-------- Excerpted data --------

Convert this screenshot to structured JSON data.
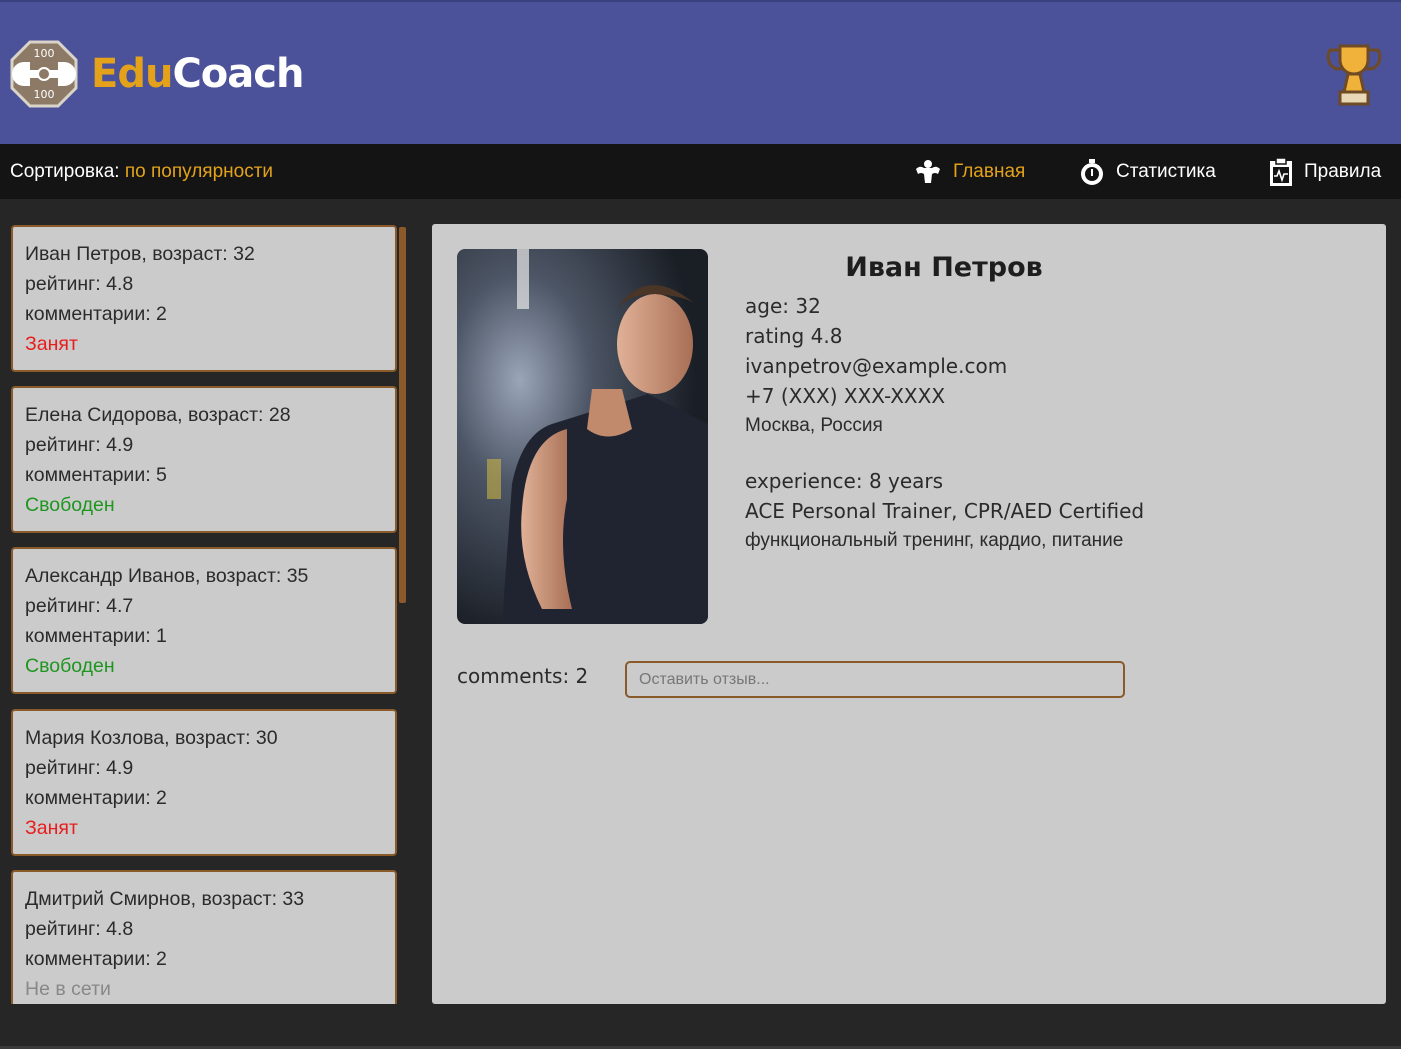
{
  "app": {
    "logo_part1": "Edu",
    "logo_part2": "Coach",
    "logo_badge_top": "100",
    "logo_badge_bottom": "100"
  },
  "colors": {
    "header_bg": "#4b5299",
    "accent": "#e3a21a",
    "busy": "#e81d1d",
    "free": "#1e9620",
    "offline": "#888888",
    "card_border": "#8a5a2b"
  },
  "sort": {
    "label": "Сортировка:",
    "value": "по популярности"
  },
  "nav": [
    {
      "label": "Главная",
      "icon": "muscle-icon",
      "active": true
    },
    {
      "label": "Статистика",
      "icon": "stopwatch-icon",
      "active": false
    },
    {
      "label": "Правила",
      "icon": "clipboard-icon",
      "active": false
    }
  ],
  "coaches": [
    {
      "title": "Иван Петров, возраст: 32",
      "rating": "рейтинг: 4.8",
      "comments": "комментарии: 2",
      "status": "Занят",
      "status_type": "busy"
    },
    {
      "title": "Елена Сидорова, возраст: 28",
      "rating": "рейтинг: 4.9",
      "comments": "комментарии: 5",
      "status": "Свободен",
      "status_type": "free"
    },
    {
      "title": "Александр Иванов, возраст: 35",
      "rating": "рейтинг: 4.7",
      "comments": "комментарии: 1",
      "status": "Свободен",
      "status_type": "free"
    },
    {
      "title": "Мария Козлова, возраст: 30",
      "rating": "рейтинг: 4.9",
      "comments": "комментарии: 2",
      "status": "Занят",
      "status_type": "busy"
    },
    {
      "title": "Дмитрий Смирнов, возраст: 33",
      "rating": "рейтинг: 4.8",
      "comments": "комментарии: 2",
      "status": "Не в сети",
      "status_type": "offline"
    }
  ],
  "detail": {
    "name": "Иван Петров",
    "age": "age: 32",
    "rating": "rating 4.8",
    "email": "ivanpetrov@example.com",
    "phone": "+7 (XXX) XXX-XXXX",
    "location": "Москва, Россия",
    "experience": "experience: 8 years",
    "certifications": "ACE Personal Trainer, CPR/AED Certified",
    "specialization": "функциональный тренинг, кардио, питание",
    "comments_label": "comments: 2",
    "comment_placeholder": "Оставить отзыв..."
  }
}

--------

— Objective —
Search the data above for the word "возраст", then gather each line in which it appears.

— Completed task —
      "title": "Иван Петров, возраст: 32",
      "title": "Елена Сидорова, возраст: 28",
      "title": "Александр Иванов, возраст: 35",
      "title": "Мария Козлова, возраст: 30",
      "title": "Дмитрий Смирнов, возраст: 33",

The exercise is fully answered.